## Data for processing
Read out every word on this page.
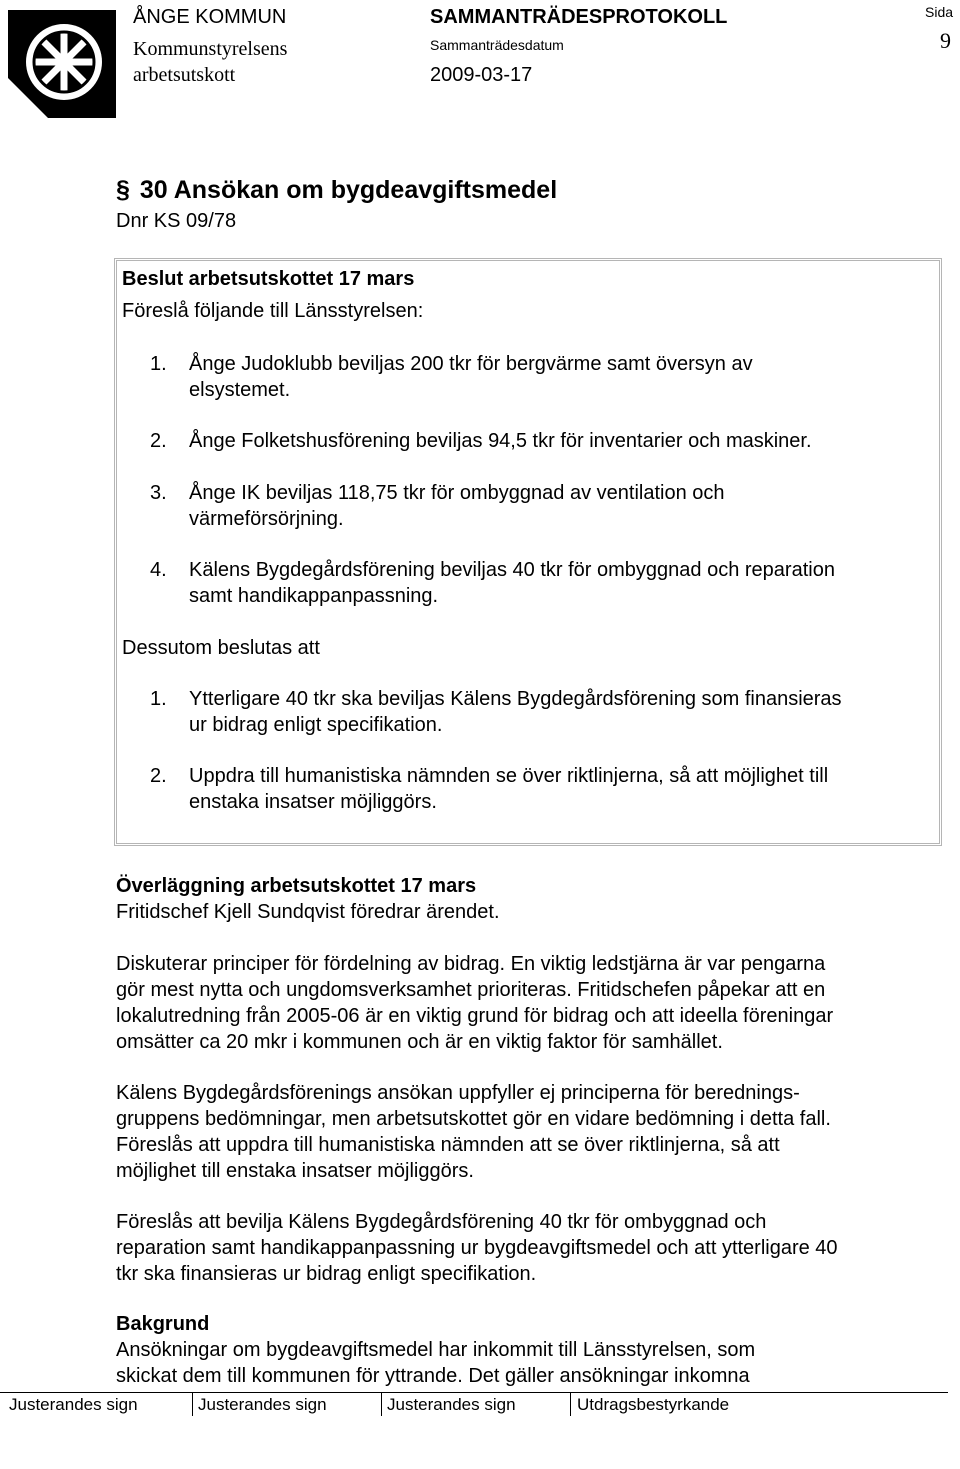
ÅNGE KOMMUN
Kommunstyrelsens
arbetsutskott
SAMMANTRÄDESPROTOKOLL
Sammanträdesdatum
2009-03-17
Sida
9
§ 30 Ansökan om bygdeavgiftsmedel
Dnr KS 09/78
Beslut arbetsutskottet 17 mars
Föreslå följande till Länsstyrelsen:
1.	Ånge Judoklubb beviljas 200 tkr för bergvärme samt översyn av
elsystemet.
2.	Ånge Folketshusförening beviljas 94,5 tkr för inventarier och maskiner.
3.	Ånge IK beviljas 118,75 tkr för ombyggnad av ventilation och
värmeförsörjning.
4.	Kälens Bygdegårdsförening beviljas 40 tkr för ombyggnad och reparation
samt handikappanpassning.
Dessutom beslutas att
1.	Ytterligare 40 tkr ska beviljas Kälens Bygdegårdsförening som finansieras
ur bidrag enligt specifikation.
2.	Uppdra till humanistiska nämnden se över riktlinjerna, så att möjlighet till
enstaka insatser möjliggörs.
Överläggning arbetsutskottet 17 mars
Fritidschef Kjell Sundqvist föredrar ärendet.
Diskuterar principer för fördelning av bidrag. En viktig ledstjärna är var pengarna
gör mest nytta och ungdomsverksamhet prioriteras. Fritidschefen påpekar att en
lokalutredning från 2005-06 är en viktig grund för bidrag och att ideella föreningar
omsätter ca 20 mkr i kommunen och är en viktig faktor för samhället.
Kälens Bygdegårdsförenings ansökan uppfyller ej principerna för berednings-
gruppens bedömningar, men arbetsutskottet gör en vidare bedömning i detta fall.
Föreslås att uppdra till humanistiska nämnden att se över riktlinjerna, så att
möjlighet till enstaka insatser möjliggörs.
Föreslås att bevilja Kälens Bygdegårdsförening 40 tkr för ombyggnad och
reparation samt handikappanpassning ur bygdeavgiftsmedel och att ytterligare 40
tkr ska finansieras ur bidrag enligt specifikation.
Bakgrund
Ansökningar om bygdeavgiftsmedel har inkommit till Länsstyrelsen, som
skickat dem till kommunen för yttrande. Det gäller ansökningar inkomna
Justerandes sign	Justerandes sign	Justerandes sign	Utdragsbestyrkande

## What to produce
Transcribe the records above exactly, leaving out every picture.

## Written solution
Read out every word on this page.
ÅNGE KOMMUN
Kommunstyrelsens
arbetsutskott
SAMMANTRÄDESPROTOKOLL
Sammanträdesdatum
2009-03-17
Sida
9
§ 30 Ansökan om bygdeavgiftsmedel
Dnr KS 09/78
Beslut arbetsutskottet 17 mars
Föreslå följande till Länsstyrelsen:
1.	Ånge Judoklubb beviljas 200 tkr för bergvärme samt översyn av
elsystemet.
2.	Ånge Folketshusförening beviljas 94,5 tkr för inventarier och maskiner.
3.	Ånge IK beviljas 118,75 tkr för ombyggnad av ventilation och
värmeförsörjning.
4.	Kälens Bygdegårdsförening beviljas 40 tkr för ombyggnad och reparation
samt handikappanpassning.
Dessutom beslutas att
1.	Ytterligare 40 tkr ska beviljas Kälens Bygdegårdsförening som finansieras
ur bidrag enligt specifikation.
2.	Uppdra till humanistiska nämnden se över riktlinjerna, så att möjlighet till
enstaka insatser möjliggörs.
Överläggning arbetsutskottet 17 mars
Fritidschef Kjell Sundqvist föredrar ärendet.
Diskuterar principer för fördelning av bidrag. En viktig ledstjärna är var pengarna
gör mest nytta och ungdomsverksamhet prioriteras. Fritidschefen påpekar att en
lokalutredning från 2005-06 är en viktig grund för bidrag och att ideella föreningar
omsätter ca 20 mkr i kommunen och är en viktig faktor för samhället.
Kälens Bygdegårdsförenings ansökan uppfyller ej principerna för berednings-
gruppens bedömningar, men arbetsutskottet gör en vidare bedömning i detta fall.
Föreslås att uppdra till humanistiska nämnden att se över riktlinjerna, så att
möjlighet till enstaka insatser möjliggörs.
Föreslås att bevilja Kälens Bygdegårdsförening 40 tkr för ombyggnad och
reparation samt handikappanpassning ur bygdeavgiftsmedel och att ytterligare 40
tkr ska finansieras ur bidrag enligt specifikation.
Bakgrund
Ansökningar om bygdeavgiftsmedel har inkommit till Länsstyrelsen, som
skickat dem till kommunen för yttrande. Det gäller ansökningar inkomna
Justerandes sign	Justerandes sign	Justerandes sign	Utdragsbestyrkande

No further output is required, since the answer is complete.